• WHAT IS REQUIRED: Quote every one of the rows below word for word, leaving the pictures out of your answer.

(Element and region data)
▼

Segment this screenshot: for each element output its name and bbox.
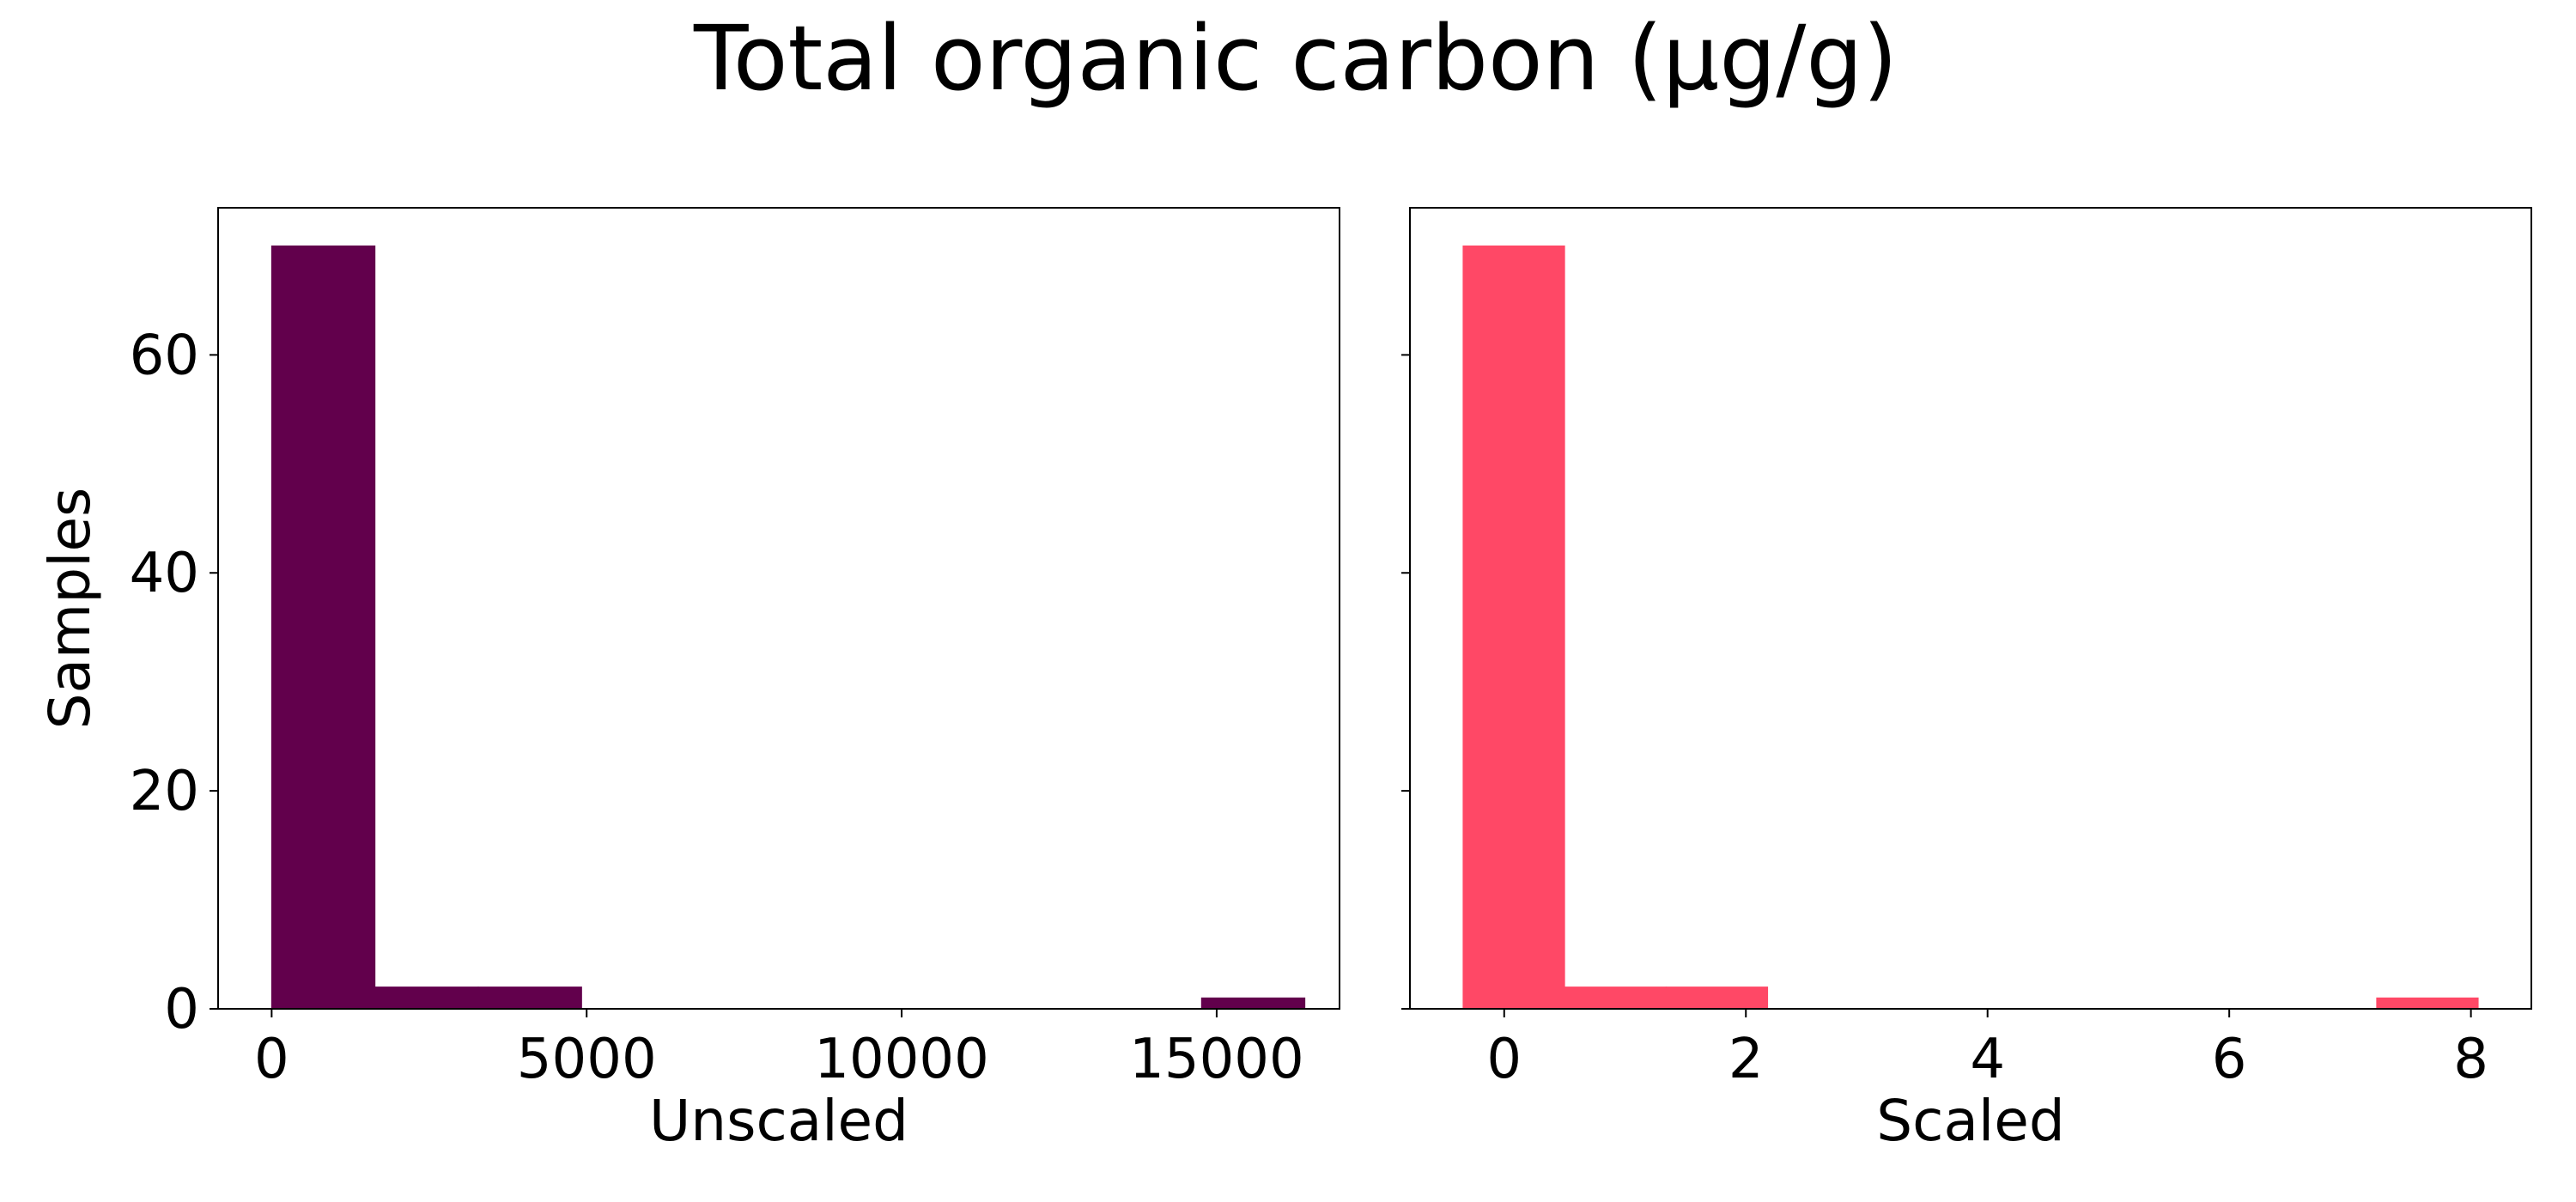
x-tick-label: 4 <box>1970 1028 2005 1091</box>
x-tick-label: 8 <box>2453 1028 2488 1091</box>
axes-frame <box>1409 207 2532 1010</box>
x-tick-label: 2 <box>1728 1028 1764 1091</box>
x-axis-label: Unscaled <box>649 1088 908 1154</box>
panels-group: 0 5000 10000 15000 0 20 40 60 Unscaled Samples 0 2 4… <box>37 207 2532 1154</box>
x-tick-label: 0 <box>1486 1028 1522 1091</box>
histogram-bar <box>1665 986 1769 1010</box>
histogram-bar <box>1462 245 1565 1010</box>
histogram-panel-2: 0 2 4 6 8 Scaled <box>1401 207 2532 1154</box>
y-tick-label: 40 <box>130 542 199 605</box>
x-tick-label: 10000 <box>814 1028 989 1091</box>
histogram-panel-1: 0 5000 10000 15000 0 20 40 60 Unscaled Samples <box>37 207 1340 1154</box>
x-tick-label: 5000 <box>517 1028 657 1091</box>
x-axis-label: Scaled <box>1876 1088 2064 1154</box>
histogram-bar <box>1564 986 1667 1010</box>
histogram-bar <box>477 986 582 1010</box>
x-tick-label: 15000 <box>1129 1028 1304 1091</box>
histogram-bar <box>374 986 479 1010</box>
axes-frame <box>217 207 1340 1010</box>
y-axis-label: Samples <box>37 488 103 730</box>
histogram-bar <box>270 245 376 1010</box>
histogram-bar <box>2376 997 2479 1010</box>
y-tick-label: 60 <box>130 324 199 387</box>
y-tick-label: 20 <box>130 760 199 823</box>
x-tick-label: 6 <box>2212 1028 2247 1091</box>
histogram-bar <box>1200 997 1306 1010</box>
y-tick-label: 0 <box>164 978 199 1041</box>
figure-title: Total organic carbon (µg/g) <box>693 6 1898 111</box>
x-tick-label: 0 <box>254 1028 289 1091</box>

▲

• OUTPUT:
Segment this screenshot: for each element output its name and bbox.
x-tick-label: 4 <box>1970 1028 2005 1091</box>
x-tick-label: 8 <box>2453 1028 2488 1091</box>
axes-frame <box>1409 207 2532 1010</box>
x-tick-label: 2 <box>1728 1028 1764 1091</box>
x-axis-label: Unscaled <box>649 1088 908 1154</box>
panels-group: 0 5000 10000 15000 0 20 40 60 Unscaled Samples 0 2 4… <box>37 207 2532 1154</box>
x-tick-label: 0 <box>1486 1028 1522 1091</box>
histogram-bar <box>1665 986 1769 1010</box>
histogram-bar <box>1462 245 1565 1010</box>
histogram-panel-2: 0 2 4 6 8 Scaled <box>1401 207 2532 1154</box>
y-tick-label: 40 <box>130 542 199 605</box>
x-tick-label: 10000 <box>814 1028 989 1091</box>
histogram-panel-1: 0 5000 10000 15000 0 20 40 60 Unscaled Samples <box>37 207 1340 1154</box>
x-tick-label: 5000 <box>517 1028 657 1091</box>
x-axis-label: Scaled <box>1876 1088 2064 1154</box>
histogram-bar <box>1564 986 1667 1010</box>
histogram-bar <box>477 986 582 1010</box>
x-tick-label: 15000 <box>1129 1028 1304 1091</box>
histogram-bar <box>374 986 479 1010</box>
axes-frame <box>217 207 1340 1010</box>
y-axis-label: Samples <box>37 488 103 730</box>
histogram-bar <box>270 245 376 1010</box>
histogram-bar <box>2376 997 2479 1010</box>
y-tick-label: 60 <box>130 324 199 387</box>
y-tick-label: 20 <box>130 760 199 823</box>
x-tick-label: 6 <box>2212 1028 2247 1091</box>
histogram-bar <box>1200 997 1306 1010</box>
y-tick-label: 0 <box>164 978 199 1041</box>
figure-title: Total organic carbon (µg/g) <box>693 6 1898 111</box>
x-tick-label: 0 <box>254 1028 289 1091</box>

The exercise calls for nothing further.